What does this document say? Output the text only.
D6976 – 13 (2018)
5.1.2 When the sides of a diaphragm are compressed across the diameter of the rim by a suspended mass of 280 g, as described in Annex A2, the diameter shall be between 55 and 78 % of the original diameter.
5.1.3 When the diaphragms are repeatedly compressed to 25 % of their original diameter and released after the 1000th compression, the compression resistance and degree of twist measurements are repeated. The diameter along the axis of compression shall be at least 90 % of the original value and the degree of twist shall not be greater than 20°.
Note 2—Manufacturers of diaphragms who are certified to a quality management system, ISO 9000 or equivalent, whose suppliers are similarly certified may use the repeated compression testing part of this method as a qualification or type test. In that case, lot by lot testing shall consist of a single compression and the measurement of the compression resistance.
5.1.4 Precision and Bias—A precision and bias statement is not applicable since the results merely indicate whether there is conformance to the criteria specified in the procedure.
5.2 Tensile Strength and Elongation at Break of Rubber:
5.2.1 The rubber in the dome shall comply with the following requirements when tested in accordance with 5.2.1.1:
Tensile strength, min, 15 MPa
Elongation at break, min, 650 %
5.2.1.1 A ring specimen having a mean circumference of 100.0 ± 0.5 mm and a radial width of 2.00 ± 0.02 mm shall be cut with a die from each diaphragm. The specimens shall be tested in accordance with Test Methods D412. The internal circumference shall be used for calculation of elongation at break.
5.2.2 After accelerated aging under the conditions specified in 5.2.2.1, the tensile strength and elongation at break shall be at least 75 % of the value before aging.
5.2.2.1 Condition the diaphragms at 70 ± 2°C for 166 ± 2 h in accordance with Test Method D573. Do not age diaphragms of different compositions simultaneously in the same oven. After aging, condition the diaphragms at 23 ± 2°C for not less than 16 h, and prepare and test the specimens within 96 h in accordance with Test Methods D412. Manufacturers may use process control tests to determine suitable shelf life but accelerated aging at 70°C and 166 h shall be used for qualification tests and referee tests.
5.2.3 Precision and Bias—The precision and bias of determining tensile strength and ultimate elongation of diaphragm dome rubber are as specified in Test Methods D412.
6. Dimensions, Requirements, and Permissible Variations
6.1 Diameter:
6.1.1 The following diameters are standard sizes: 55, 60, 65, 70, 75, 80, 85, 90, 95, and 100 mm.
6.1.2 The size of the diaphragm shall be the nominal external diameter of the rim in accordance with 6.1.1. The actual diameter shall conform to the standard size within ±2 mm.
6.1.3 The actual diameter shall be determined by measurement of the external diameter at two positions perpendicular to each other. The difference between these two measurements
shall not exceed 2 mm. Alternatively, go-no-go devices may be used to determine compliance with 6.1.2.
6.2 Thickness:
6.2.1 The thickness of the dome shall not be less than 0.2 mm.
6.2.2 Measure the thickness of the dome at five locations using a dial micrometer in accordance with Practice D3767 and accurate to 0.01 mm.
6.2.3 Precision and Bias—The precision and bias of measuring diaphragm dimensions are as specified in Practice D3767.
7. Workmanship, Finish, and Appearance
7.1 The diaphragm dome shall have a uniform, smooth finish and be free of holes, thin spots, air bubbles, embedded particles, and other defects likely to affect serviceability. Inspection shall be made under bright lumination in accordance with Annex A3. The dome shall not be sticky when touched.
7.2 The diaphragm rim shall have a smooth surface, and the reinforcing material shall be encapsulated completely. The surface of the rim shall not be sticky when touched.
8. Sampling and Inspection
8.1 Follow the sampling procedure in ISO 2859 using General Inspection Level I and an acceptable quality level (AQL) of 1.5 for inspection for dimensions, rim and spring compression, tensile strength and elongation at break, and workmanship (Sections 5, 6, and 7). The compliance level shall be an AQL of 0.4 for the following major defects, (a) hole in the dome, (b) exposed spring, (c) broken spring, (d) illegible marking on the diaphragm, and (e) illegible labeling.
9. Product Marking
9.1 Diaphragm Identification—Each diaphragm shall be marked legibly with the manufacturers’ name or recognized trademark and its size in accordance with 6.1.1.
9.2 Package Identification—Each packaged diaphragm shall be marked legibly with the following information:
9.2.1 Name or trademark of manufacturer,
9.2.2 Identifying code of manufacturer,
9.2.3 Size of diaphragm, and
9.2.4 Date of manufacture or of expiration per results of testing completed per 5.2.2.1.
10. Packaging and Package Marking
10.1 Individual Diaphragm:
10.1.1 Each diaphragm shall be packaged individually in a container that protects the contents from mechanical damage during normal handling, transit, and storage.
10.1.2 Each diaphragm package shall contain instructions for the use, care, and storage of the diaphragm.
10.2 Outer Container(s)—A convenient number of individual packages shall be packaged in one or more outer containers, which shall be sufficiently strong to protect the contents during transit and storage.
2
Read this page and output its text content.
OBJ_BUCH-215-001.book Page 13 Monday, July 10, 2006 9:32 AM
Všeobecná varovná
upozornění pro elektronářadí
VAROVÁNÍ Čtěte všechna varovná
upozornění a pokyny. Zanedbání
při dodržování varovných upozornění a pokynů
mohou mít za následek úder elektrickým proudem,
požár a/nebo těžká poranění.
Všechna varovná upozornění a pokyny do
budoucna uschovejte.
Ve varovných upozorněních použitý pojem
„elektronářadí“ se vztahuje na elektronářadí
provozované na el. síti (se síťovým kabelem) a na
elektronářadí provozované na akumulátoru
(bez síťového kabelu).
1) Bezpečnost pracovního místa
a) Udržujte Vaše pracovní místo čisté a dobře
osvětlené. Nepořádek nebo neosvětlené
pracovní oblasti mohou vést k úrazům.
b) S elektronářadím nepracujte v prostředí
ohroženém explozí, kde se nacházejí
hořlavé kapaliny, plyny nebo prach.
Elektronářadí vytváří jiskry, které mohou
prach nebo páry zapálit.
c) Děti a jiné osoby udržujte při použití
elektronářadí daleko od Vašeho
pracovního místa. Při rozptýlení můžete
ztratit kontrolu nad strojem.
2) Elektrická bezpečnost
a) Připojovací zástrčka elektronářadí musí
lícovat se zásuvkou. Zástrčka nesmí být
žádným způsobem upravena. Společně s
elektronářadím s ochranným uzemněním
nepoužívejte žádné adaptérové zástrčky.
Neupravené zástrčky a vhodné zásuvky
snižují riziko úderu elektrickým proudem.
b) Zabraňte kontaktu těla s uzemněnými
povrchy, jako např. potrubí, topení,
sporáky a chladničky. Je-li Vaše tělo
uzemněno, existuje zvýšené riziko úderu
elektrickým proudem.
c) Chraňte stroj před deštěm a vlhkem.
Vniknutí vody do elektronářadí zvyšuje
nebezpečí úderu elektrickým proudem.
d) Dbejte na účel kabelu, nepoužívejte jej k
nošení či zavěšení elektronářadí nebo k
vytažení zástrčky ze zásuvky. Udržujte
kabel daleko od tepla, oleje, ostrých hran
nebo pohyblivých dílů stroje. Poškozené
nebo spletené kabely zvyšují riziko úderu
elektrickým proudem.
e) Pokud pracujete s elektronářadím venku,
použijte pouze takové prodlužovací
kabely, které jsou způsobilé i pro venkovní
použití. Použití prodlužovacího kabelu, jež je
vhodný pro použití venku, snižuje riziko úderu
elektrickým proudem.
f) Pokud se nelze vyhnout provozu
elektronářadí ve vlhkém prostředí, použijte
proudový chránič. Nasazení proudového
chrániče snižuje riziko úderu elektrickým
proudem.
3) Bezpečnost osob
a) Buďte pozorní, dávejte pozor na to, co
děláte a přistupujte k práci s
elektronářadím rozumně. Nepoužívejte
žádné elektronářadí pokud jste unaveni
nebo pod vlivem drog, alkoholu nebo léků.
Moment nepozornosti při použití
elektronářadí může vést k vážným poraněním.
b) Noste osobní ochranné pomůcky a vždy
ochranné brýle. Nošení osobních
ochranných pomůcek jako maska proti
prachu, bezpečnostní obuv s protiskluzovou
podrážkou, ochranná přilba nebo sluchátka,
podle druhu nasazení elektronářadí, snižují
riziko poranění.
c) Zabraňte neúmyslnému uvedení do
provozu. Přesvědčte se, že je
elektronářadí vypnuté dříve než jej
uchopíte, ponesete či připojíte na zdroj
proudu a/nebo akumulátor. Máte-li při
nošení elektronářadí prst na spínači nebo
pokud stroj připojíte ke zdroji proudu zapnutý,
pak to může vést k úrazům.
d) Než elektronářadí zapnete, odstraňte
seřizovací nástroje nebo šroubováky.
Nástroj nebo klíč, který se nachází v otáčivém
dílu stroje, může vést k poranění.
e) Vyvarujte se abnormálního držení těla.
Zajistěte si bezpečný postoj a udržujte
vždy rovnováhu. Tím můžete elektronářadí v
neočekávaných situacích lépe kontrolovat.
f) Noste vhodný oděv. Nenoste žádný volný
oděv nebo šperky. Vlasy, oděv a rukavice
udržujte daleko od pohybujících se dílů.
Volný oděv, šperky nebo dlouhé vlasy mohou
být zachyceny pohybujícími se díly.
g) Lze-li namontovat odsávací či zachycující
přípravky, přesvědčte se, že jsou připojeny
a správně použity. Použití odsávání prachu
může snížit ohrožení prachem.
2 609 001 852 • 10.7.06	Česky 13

□ □ □

(Task statement) Each line in the listing above that contains "precision" should be copied.

(Response)
5.1.4 Precision and Bias—A precision and bias statement is not applicable since the results merely indicate whether there is conformance to the criteria specified in the procedure.
5.2.3 Precision and Bias—The precision and bias of determining tensile strength and ultimate elongation of diaphragm dome rubber are as specified in Test Methods D412.
6.2.3 Precision and Bias—The precision and bias of measuring diaphragm dimensions are as specified in Practice D3767.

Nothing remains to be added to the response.